### ENTRIES SUPPLIED
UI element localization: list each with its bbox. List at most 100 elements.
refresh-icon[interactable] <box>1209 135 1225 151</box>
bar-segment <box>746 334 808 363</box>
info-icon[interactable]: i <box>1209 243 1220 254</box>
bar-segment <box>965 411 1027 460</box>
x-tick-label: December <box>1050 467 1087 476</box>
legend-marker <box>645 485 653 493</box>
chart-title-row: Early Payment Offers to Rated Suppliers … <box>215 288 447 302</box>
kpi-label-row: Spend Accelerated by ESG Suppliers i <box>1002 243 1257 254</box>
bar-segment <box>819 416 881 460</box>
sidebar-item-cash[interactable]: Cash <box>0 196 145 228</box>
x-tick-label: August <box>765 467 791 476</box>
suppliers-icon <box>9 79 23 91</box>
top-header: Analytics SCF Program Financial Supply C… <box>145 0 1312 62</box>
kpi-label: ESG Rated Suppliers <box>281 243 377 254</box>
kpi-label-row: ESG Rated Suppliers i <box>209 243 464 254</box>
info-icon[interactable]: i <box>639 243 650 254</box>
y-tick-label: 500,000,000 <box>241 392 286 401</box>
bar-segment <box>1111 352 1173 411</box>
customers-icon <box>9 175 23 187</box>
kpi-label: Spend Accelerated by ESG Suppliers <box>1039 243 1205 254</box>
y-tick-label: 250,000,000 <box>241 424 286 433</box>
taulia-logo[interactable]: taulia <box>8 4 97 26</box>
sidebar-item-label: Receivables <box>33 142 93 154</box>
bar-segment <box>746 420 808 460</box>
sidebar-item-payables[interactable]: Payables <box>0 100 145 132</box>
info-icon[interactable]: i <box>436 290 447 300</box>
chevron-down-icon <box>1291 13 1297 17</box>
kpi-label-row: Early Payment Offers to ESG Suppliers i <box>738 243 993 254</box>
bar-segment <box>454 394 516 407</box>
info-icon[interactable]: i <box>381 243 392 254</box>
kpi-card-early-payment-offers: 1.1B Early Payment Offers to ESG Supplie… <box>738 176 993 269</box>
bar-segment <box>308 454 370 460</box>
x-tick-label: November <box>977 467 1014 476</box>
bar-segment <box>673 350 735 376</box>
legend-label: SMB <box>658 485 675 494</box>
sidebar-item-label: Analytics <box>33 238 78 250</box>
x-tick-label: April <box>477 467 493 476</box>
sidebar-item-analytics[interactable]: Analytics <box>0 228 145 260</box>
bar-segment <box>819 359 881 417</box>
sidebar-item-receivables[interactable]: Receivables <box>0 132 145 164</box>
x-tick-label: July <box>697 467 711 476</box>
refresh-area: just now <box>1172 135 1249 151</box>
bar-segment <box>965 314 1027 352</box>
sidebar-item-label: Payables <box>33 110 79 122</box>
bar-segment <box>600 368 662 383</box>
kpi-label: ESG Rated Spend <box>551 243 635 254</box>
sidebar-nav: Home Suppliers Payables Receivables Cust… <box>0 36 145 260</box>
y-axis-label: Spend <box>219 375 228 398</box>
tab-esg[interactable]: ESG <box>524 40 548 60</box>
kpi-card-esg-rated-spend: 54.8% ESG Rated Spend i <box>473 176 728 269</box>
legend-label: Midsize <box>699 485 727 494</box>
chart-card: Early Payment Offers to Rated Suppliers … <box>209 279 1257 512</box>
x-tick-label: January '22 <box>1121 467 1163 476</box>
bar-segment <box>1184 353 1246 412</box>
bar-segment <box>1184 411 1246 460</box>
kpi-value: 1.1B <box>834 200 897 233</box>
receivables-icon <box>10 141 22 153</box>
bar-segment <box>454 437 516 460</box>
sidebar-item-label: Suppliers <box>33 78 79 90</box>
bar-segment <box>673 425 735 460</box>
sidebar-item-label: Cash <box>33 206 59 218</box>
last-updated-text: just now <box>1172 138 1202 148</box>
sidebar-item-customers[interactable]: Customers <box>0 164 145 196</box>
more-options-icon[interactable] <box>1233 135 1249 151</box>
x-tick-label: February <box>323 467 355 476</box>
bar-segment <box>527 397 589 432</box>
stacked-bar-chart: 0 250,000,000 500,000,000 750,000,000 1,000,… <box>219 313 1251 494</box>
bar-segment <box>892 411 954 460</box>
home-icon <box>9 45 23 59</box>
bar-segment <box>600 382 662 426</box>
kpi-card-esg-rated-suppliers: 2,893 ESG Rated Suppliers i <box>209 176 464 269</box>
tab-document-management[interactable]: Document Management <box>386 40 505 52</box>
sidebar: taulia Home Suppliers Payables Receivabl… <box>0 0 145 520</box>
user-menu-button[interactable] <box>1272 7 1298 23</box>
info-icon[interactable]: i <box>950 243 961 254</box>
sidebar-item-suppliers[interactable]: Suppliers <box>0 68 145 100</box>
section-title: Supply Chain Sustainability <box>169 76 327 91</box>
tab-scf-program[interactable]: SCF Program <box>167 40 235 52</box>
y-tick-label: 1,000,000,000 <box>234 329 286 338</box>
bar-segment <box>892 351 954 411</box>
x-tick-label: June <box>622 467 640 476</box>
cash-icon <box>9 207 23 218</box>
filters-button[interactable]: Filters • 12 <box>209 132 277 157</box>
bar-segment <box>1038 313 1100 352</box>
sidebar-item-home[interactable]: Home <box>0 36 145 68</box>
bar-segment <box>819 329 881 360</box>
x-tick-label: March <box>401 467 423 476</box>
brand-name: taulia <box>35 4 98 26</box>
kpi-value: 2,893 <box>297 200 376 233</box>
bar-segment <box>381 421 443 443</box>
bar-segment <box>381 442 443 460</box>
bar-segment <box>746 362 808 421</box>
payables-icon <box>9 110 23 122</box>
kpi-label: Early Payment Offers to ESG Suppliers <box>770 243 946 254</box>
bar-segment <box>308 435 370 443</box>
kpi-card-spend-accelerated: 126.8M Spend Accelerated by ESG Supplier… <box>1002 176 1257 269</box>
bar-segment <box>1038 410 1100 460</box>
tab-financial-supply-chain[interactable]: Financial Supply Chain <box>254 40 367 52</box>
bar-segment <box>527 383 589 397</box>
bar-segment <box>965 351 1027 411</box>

### YOUR GOAL
Could you lay out the material from its start through the line containing "suppliers-icon <box>9 79 23 91</box>", both ends included, as a JSON list of strings with one string per line and blank lines omitted?

### OUTPUT OF THE TASK
[
  "UI element localization: list each with its bbox. List at most 100 elements.",
  "refresh-icon[interactable] <box>1209 135 1225 151</box>",
  "bar-segment <box>746 334 808 363</box>",
  "info-icon[interactable]: i <box>1209 243 1220 254</box>",
  "bar-segment <box>965 411 1027 460</box>",
  "x-tick-label: December <box>1050 467 1087 476</box>",
  "legend-marker <box>645 485 653 493</box>",
  "chart-title-row: Early Payment Offers to Rated Suppliers … <box>215 288 447 302</box>",
  "kpi-label-row: Spend Accelerated by ESG Suppliers i <box>1002 243 1257 254</box>",
  "bar-segment <box>819 416 881 460</box>",
  "sidebar-item-cash[interactable]: Cash <box>0 196 145 228</box>",
  "x-tick-label: August <box>765 467 791 476</box>",
  "suppliers-icon <box>9 79 23 91</box>"
]